### ТЕКСТ ДЛЯ ЧТЕНИЯ
Данные хоровые «остановки» имеют отстраняющую функцию, но, конечно, невозможно говорить об их вставном значении, об изолированности от острейших коллизий драмы.
Так, например, музыка хоров славления Ивана Хованского имеет свою линию развития, которая максимально приспособлена к сцене, мгновенно реагирует на ее «подводные течения», точно отвечая на ее задачи. В первом действии, в сцене встречи начальника стрелецкого приказа хор «Белому лебедю путь просторен» оглушает праздничной торжественностью, «звучит во все колокола», в нем зрительно ощущаемо движение сцены – надвигающейся толпы. Тут же идею славления олицетворяет и заключительный хор первой картины четвертого действия «Плывет, плывет лебедушка» – своеобразный инвариант первого, где последние слова «И пели славу белому, ладу, ла…» прерываются страшным убийством Хованского.
Драматургия этой завершающейся сцены-отпевания связана с нагнетанием и почти физическим ощущением приближения ужаса смерти: при остинатной выдержанности вокальной партии происходят «необратимые» изменения в оркестровой фактуре - зловещее тремоло струнных, «ползущие» гармонии, краткие динамические вспышки ( sf ), подготавливающие исподволь почти натуралистический выкрик Хованского.
При воплощении одной и той же идеи – славление князя – возникают два крайних полюса: вакханалия жизни и вакханалия смерти.
«Песнь о Руси» запечатлена в отдельных симфонических и сольных номерах: это и оркестровое вступление «Рассвет на Москве реке»; и монолог Досифея («Приспело время мрака и гибели душевной») о неизбежной победе антихриста, сошедшего на русскую землю; и исповедь Марфы«Исходила младешенька»; и ария Шакловитого – своего рода летопись истории России; и симфонический антракт проводов Голицына, отпевающий бунтарство и инакомыслие, патриархальность и нежелание приобщиться к новой вере и устоям.
Сначала как будто происходит полная остановка сцены – музыка, лирическая песенность предъявляют свои права – но, по мере дальнейшего продвижения и развития данные эпизоды вновь «заряжаются» энергией сквозного действия, неизбежно вовлекающего в прочную связь с драмой.

### ЧТО ТРЕБУЕТСЯ
Продолжите текст о хорах славления Хованского и других номерах, вовлеченных в драму, сразу после его последнего предложения.

Списки размеченных областей
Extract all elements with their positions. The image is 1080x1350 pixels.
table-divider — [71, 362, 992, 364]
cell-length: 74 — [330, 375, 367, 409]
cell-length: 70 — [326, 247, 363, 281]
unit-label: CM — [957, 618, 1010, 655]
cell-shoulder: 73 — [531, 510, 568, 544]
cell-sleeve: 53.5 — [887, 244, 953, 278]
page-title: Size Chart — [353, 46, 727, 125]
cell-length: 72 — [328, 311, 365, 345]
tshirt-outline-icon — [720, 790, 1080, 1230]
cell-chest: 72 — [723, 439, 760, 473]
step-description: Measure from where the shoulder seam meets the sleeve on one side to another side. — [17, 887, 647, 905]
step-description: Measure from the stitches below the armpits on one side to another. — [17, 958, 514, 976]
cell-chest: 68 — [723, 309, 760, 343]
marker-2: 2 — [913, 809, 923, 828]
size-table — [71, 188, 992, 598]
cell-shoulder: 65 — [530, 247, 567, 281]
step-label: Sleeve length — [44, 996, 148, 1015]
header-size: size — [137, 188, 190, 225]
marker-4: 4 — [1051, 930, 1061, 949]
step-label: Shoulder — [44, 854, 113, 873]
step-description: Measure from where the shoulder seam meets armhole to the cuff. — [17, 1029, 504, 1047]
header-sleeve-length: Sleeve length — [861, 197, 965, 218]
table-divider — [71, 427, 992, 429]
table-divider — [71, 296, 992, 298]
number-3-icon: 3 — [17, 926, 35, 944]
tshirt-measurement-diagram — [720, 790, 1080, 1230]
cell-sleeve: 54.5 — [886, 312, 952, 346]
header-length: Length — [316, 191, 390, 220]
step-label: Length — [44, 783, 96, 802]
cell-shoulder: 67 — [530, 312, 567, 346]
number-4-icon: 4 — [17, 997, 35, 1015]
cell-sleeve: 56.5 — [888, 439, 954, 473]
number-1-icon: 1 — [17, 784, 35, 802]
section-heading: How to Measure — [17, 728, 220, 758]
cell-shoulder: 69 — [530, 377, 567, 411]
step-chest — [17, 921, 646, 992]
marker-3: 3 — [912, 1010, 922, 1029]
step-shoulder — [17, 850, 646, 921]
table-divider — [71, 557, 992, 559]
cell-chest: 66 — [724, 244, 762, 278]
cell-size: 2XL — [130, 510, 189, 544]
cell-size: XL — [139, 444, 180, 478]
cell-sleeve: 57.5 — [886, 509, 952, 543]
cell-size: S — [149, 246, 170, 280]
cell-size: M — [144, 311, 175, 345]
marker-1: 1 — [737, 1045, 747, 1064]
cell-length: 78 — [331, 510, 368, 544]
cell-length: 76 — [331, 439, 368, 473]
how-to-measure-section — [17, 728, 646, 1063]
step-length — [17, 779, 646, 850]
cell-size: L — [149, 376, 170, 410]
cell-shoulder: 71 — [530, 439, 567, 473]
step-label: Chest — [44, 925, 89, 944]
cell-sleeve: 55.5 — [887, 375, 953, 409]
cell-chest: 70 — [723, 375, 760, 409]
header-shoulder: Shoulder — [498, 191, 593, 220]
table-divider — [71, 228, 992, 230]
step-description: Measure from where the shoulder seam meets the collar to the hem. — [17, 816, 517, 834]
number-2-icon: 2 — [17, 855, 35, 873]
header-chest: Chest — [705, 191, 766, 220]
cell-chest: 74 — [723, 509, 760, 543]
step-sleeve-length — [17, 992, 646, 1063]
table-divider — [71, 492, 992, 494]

### ОТВЕТ К ЗАДАНИЮ
Так, например, симфонический эпизод проводов Голицына является ярким обобщением, имеющим отношение и к предшествующему, и к последующему действию: это не только сбывшееся пророчество Марфы, предрекшей опалу любимому фавориту царевны Софьи, не только панихида по князю Ивану Хованскому, но и «панихида по живым» – князю Андрею и раскольникам. Драматургически подготовленным оказывается возникающий непосредственно диалог Марфы с Досифеем, где она сообщает ему о неминуемой гибели (ч.461).
Вторая важнейшая закономерность центробежной силы связана с временными остановками действия, выражающимися в моментах разрядки, мгновенного погашения энергии – моментах психологического нравственно-этического осмысления происходящего. Они возникают как следствие драматургических вспышек, характеризуются сферой сосредоточенности, самоуглубления, интровертности, замедлением темпа.
Такие эпизоды держат драматургический нерв спектакля, разбросаны по всей композиции.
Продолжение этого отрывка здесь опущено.